Set exercise: Gather each line of the entries below that includes "medeltal".

Data to process:

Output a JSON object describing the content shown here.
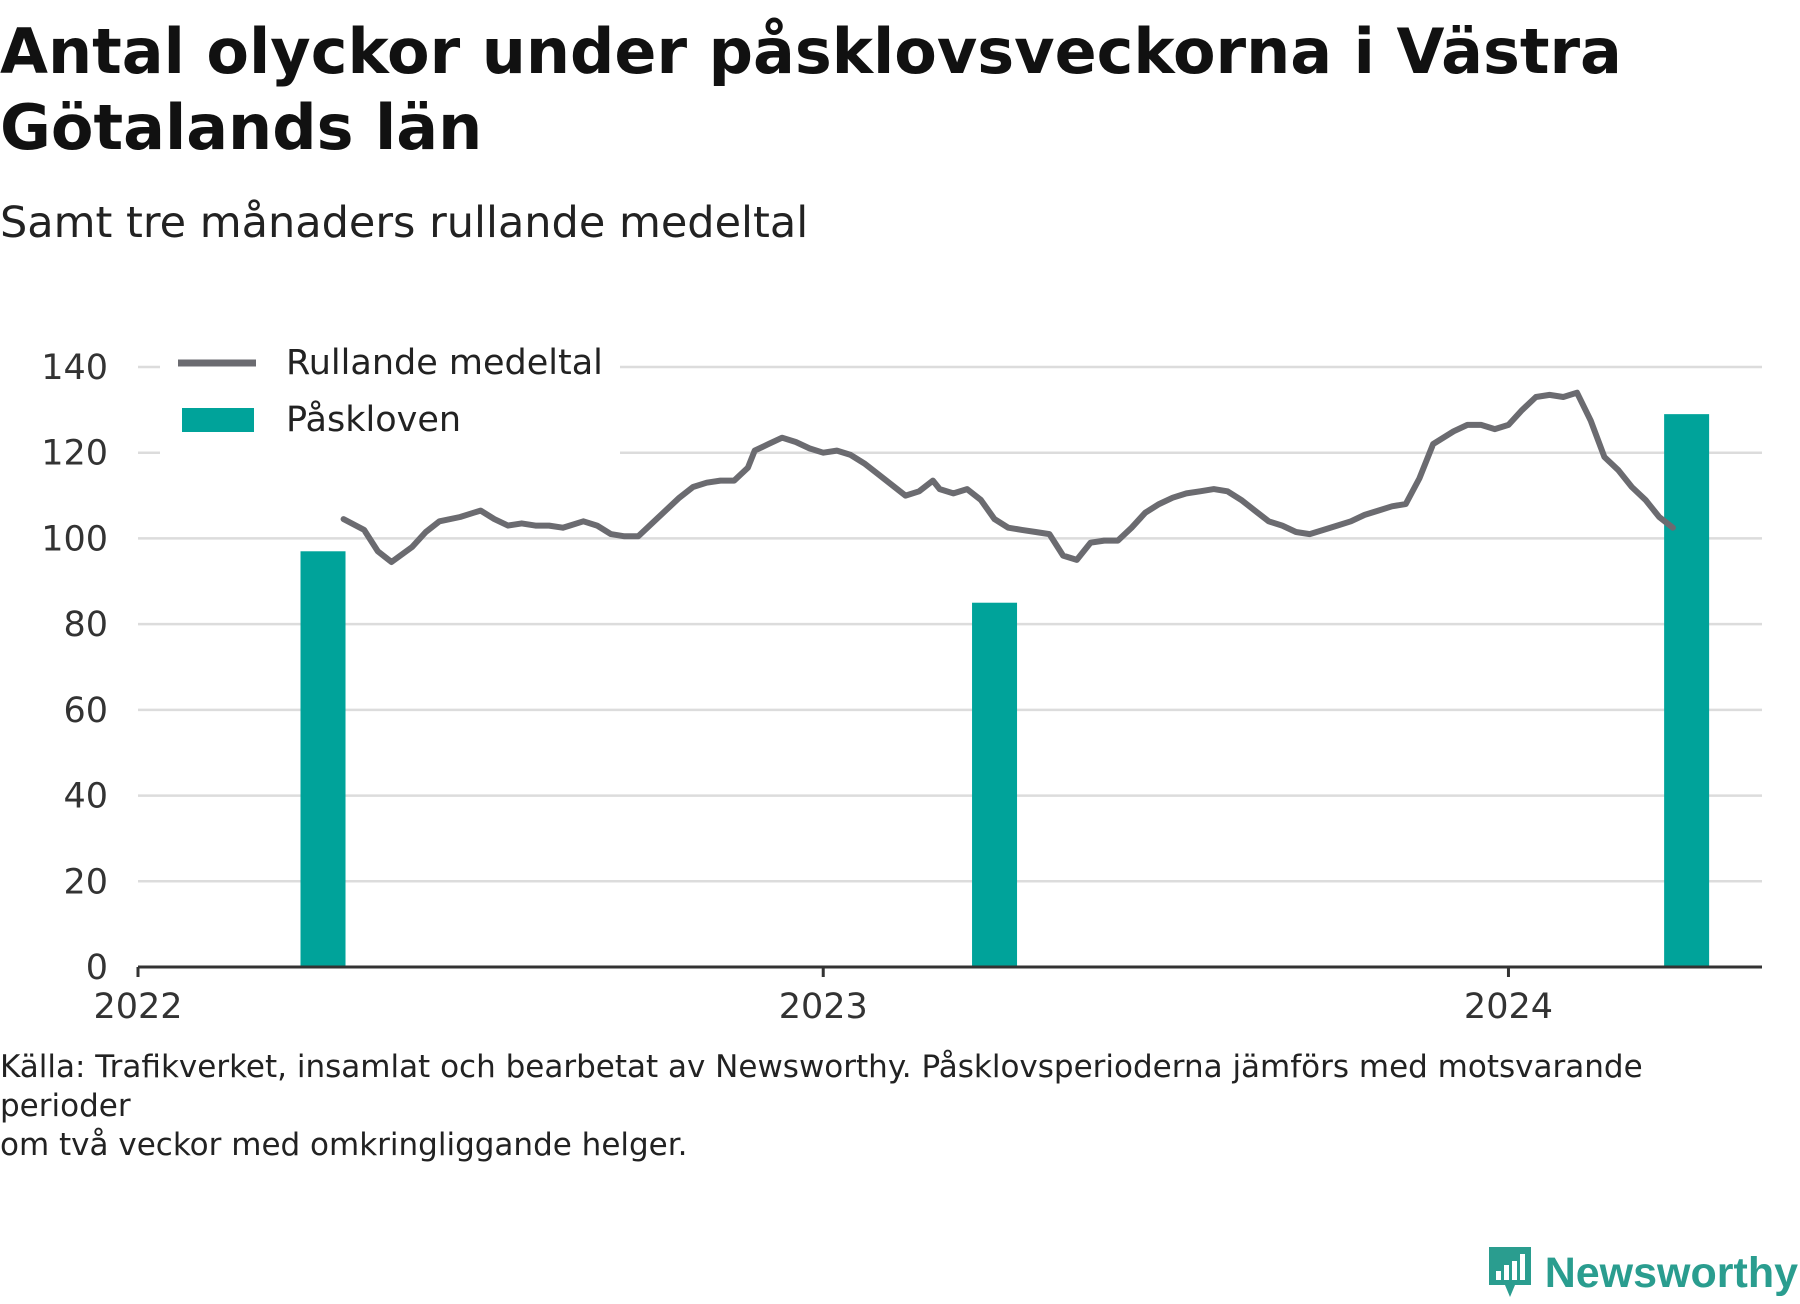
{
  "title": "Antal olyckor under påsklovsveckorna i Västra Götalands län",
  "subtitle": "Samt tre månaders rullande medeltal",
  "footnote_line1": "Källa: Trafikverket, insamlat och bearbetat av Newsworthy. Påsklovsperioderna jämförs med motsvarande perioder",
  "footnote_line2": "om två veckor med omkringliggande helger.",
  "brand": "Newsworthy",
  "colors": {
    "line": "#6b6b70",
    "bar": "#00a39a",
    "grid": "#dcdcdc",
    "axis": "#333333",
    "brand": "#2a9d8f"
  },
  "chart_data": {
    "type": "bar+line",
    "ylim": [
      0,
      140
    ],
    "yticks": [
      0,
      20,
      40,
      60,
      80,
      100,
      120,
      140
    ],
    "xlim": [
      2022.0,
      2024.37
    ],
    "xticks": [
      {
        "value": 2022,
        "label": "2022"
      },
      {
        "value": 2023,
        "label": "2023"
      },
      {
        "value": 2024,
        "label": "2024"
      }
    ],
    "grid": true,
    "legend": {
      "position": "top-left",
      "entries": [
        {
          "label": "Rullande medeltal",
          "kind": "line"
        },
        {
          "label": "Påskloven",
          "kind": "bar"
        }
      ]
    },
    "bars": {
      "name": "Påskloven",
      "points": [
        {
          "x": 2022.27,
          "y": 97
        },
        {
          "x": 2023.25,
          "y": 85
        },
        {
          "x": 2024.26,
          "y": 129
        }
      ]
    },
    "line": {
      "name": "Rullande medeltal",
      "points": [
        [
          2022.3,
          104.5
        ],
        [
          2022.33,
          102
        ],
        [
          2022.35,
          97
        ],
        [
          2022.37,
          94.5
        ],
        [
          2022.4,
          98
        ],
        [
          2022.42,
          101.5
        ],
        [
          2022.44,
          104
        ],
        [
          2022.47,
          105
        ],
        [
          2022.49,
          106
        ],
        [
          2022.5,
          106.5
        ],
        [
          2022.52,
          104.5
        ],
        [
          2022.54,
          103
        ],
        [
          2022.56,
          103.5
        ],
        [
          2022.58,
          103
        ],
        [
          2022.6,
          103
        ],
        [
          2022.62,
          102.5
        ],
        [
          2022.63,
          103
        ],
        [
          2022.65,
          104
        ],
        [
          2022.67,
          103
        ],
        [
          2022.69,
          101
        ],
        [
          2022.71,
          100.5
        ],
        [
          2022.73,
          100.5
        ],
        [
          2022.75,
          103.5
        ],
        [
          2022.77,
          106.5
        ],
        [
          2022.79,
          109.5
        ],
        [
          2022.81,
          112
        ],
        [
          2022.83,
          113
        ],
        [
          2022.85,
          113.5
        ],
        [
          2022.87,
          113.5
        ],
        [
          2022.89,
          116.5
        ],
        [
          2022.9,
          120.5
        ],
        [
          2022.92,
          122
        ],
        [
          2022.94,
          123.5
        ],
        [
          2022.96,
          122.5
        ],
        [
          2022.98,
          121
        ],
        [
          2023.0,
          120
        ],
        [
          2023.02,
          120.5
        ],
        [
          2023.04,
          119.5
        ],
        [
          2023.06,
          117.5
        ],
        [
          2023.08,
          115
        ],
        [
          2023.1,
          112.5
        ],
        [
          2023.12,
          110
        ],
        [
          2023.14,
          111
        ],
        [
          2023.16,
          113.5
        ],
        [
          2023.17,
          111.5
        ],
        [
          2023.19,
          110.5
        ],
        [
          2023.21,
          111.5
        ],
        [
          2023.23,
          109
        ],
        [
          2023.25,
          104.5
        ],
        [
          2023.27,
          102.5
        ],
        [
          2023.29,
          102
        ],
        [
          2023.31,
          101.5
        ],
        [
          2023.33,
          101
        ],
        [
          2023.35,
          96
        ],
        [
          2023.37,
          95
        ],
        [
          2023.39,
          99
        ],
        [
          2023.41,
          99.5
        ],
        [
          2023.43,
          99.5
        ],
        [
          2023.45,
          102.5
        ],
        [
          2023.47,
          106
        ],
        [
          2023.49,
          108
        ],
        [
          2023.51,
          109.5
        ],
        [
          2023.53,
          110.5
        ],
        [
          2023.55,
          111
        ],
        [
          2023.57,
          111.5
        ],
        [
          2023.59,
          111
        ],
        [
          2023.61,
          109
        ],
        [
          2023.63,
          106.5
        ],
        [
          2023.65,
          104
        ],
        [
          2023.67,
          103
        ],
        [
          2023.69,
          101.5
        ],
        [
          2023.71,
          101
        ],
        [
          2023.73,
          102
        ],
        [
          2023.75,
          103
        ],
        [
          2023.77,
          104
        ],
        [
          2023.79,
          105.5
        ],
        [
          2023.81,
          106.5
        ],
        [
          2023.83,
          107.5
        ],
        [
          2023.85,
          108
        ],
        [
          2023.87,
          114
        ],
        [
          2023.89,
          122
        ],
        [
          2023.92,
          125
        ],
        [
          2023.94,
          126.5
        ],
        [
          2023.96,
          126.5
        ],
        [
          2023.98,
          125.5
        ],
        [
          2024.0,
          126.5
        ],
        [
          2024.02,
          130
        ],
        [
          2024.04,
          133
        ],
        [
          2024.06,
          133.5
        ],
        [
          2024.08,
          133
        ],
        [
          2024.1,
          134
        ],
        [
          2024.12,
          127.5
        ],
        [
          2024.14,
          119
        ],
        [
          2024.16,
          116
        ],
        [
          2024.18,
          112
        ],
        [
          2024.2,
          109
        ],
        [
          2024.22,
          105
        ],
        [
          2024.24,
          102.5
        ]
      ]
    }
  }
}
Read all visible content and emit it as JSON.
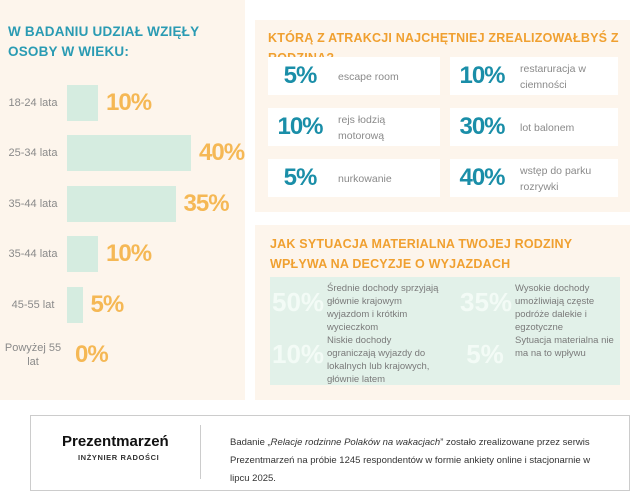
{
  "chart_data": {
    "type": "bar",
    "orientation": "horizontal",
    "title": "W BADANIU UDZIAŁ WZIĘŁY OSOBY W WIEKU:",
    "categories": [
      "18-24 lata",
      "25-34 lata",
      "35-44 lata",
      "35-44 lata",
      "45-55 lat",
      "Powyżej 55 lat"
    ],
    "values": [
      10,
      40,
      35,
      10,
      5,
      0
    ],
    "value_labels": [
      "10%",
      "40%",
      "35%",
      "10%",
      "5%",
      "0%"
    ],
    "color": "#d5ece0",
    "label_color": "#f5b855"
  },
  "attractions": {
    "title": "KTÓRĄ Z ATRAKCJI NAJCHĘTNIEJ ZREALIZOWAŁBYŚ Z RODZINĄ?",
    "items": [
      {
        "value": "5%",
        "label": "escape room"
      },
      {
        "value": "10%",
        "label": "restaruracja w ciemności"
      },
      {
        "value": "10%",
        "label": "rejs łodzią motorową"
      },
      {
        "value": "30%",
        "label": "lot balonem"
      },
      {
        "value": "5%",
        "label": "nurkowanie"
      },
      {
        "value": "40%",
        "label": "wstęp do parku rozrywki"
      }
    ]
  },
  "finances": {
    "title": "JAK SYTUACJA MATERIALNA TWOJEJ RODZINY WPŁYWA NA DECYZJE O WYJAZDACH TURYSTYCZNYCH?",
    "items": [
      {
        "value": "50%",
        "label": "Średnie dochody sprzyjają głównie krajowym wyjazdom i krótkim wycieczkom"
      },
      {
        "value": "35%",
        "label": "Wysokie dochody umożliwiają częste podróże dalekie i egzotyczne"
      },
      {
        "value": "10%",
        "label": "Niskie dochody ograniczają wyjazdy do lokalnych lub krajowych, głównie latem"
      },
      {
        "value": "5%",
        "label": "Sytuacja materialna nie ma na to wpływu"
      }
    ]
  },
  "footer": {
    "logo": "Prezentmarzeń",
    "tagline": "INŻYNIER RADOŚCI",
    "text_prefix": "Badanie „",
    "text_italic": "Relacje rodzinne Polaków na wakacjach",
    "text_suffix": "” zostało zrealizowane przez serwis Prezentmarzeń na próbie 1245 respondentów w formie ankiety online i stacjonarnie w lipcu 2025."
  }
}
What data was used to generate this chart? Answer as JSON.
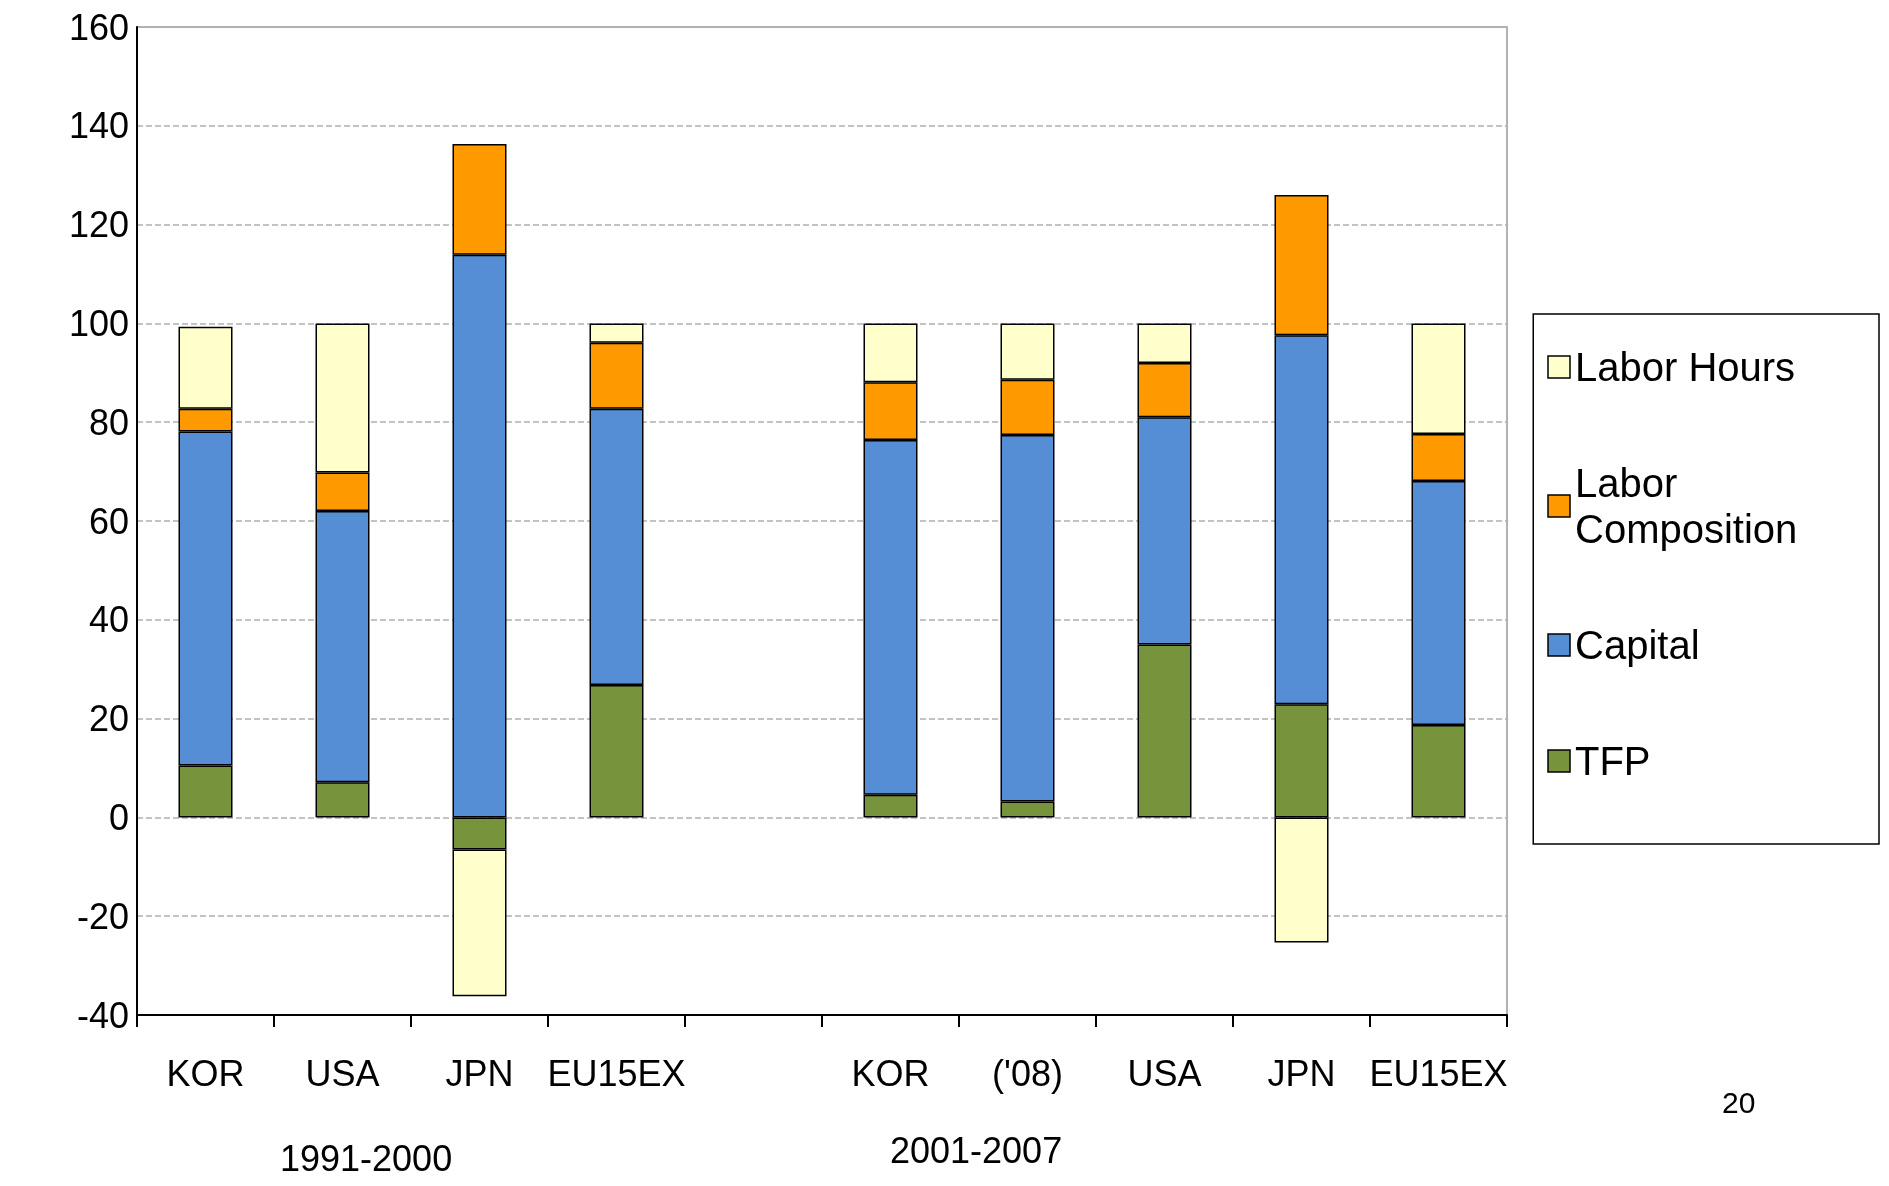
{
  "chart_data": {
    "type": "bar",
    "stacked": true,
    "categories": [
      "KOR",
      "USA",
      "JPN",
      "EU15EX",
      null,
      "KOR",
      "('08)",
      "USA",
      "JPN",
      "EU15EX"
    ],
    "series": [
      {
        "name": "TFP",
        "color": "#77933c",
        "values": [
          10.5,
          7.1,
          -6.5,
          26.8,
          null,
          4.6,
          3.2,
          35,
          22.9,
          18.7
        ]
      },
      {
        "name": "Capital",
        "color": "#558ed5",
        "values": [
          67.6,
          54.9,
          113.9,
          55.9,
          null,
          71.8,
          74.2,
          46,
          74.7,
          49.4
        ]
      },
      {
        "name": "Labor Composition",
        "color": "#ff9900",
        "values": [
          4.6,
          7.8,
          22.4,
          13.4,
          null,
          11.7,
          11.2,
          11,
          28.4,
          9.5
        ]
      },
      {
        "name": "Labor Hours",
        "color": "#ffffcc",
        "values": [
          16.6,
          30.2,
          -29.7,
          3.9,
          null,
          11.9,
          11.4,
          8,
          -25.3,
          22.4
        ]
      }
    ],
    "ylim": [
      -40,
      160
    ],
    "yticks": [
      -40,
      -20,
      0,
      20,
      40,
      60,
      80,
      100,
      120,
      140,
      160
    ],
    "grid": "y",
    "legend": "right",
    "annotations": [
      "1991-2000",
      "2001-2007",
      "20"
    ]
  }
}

Full response:
  "subtitle": "Samt tre månaders rullande medeltal",
          "label": "Rullande medeltal",
      "name": "Rullande medeltal",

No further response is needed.